Recorded data:
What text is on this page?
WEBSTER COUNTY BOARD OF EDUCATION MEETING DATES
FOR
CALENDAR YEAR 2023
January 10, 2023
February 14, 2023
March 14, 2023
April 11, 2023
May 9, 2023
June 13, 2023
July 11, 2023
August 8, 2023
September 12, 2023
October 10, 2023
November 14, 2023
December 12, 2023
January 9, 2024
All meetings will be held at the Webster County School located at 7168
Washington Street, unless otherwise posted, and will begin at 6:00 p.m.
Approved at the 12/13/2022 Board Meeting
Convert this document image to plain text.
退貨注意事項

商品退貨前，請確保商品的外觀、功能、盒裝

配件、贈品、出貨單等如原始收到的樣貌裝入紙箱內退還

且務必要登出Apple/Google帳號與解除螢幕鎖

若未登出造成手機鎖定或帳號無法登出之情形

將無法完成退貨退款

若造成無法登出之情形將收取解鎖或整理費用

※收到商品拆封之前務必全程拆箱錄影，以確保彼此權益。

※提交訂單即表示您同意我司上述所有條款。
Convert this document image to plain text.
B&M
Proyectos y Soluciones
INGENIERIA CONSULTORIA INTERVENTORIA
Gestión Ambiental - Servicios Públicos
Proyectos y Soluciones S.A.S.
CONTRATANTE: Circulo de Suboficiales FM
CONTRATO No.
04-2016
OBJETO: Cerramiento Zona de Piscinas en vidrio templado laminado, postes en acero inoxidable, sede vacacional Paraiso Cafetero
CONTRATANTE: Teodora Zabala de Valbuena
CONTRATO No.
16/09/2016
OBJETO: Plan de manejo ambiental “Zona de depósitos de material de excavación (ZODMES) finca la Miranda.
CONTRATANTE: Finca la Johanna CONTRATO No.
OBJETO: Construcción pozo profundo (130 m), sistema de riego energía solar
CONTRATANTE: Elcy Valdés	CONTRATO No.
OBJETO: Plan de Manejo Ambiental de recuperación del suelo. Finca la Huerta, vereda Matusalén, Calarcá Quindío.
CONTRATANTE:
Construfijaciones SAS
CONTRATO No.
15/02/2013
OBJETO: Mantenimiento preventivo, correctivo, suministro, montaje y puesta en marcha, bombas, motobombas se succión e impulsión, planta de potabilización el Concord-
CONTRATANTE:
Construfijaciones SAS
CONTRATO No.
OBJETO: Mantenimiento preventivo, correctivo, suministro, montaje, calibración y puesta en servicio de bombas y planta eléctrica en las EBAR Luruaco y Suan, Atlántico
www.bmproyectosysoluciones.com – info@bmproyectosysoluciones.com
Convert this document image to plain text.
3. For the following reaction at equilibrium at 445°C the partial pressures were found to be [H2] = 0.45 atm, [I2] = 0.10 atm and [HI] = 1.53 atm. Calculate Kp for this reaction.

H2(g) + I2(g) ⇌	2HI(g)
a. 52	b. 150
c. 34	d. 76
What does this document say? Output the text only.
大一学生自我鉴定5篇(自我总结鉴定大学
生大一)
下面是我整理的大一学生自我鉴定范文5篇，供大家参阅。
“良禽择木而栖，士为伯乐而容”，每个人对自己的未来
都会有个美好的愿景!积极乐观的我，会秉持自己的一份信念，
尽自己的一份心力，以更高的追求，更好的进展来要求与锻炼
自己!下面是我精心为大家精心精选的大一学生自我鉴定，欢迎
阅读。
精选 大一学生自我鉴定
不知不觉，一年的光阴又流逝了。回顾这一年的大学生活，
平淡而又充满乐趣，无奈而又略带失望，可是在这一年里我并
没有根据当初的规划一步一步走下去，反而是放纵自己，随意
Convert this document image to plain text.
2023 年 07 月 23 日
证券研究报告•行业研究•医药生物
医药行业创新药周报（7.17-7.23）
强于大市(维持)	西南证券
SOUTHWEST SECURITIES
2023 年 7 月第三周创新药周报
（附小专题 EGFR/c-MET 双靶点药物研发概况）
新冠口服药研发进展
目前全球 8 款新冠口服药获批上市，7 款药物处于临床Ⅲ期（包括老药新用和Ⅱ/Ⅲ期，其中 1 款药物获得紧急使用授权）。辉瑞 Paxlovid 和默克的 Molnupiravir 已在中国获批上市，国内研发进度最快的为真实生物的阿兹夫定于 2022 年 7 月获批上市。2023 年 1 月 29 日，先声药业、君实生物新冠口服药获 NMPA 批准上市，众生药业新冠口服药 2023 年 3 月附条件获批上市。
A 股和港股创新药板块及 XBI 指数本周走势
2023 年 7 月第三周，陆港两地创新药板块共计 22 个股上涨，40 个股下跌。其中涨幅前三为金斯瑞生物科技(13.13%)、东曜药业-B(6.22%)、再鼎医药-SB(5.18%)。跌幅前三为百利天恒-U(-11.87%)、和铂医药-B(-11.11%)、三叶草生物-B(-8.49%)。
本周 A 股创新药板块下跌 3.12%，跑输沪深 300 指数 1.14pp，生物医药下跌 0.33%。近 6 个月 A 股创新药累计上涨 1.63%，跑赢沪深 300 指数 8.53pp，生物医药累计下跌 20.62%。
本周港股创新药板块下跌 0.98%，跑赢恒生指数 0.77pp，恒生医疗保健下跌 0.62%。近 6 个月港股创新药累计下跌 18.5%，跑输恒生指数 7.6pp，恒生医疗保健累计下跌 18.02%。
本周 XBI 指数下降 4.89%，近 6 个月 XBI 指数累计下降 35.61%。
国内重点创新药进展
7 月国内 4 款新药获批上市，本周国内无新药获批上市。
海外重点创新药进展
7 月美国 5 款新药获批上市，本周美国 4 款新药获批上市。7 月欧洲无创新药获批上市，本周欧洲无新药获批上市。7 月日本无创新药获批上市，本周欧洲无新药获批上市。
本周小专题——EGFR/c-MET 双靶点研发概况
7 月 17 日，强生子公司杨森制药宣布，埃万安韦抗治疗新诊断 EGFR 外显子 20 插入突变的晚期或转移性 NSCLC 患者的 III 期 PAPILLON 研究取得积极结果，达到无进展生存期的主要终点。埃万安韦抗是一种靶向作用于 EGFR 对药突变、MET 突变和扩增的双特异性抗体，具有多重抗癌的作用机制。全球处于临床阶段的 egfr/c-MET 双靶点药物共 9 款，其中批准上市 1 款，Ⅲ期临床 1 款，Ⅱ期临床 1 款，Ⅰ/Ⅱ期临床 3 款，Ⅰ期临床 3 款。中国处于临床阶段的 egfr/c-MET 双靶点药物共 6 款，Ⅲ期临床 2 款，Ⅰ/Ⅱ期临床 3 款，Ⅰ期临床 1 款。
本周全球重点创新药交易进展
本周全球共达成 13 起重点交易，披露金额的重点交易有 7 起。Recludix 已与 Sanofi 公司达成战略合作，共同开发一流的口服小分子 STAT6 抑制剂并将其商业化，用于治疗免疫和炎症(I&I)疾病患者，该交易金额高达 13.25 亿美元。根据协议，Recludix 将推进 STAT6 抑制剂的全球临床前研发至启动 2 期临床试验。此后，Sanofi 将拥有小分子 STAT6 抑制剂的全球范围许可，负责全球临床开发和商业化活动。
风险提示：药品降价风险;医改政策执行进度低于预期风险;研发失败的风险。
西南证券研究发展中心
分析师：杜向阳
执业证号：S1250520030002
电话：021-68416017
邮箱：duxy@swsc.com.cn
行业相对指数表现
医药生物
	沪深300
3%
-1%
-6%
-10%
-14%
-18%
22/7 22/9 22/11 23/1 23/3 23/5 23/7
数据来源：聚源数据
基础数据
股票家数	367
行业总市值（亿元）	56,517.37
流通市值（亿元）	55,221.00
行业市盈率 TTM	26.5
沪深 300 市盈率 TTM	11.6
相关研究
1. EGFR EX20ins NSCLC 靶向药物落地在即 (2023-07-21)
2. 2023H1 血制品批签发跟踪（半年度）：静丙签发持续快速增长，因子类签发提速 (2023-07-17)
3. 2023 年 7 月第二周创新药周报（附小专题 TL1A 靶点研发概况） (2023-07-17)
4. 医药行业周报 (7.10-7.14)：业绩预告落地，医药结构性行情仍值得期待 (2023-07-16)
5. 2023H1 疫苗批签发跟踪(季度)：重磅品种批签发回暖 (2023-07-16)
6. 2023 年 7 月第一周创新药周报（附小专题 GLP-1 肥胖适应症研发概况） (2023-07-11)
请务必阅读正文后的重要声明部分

Job: Gather all lines of the records that include the word "montaje".

Exercise solution:
OBJETO: Mantenimiento preventivo, correctivo, suministro, montaje y puesta en marcha, bombas, motobombas se succión e impulsión, planta de potabilización el Concord-
OBJETO: Mantenimiento preventivo, correctivo, suministro, montaje, calibración y puesta en servicio de bombas y planta eléctrica en las EBAR Luruaco y Suan, Atlántico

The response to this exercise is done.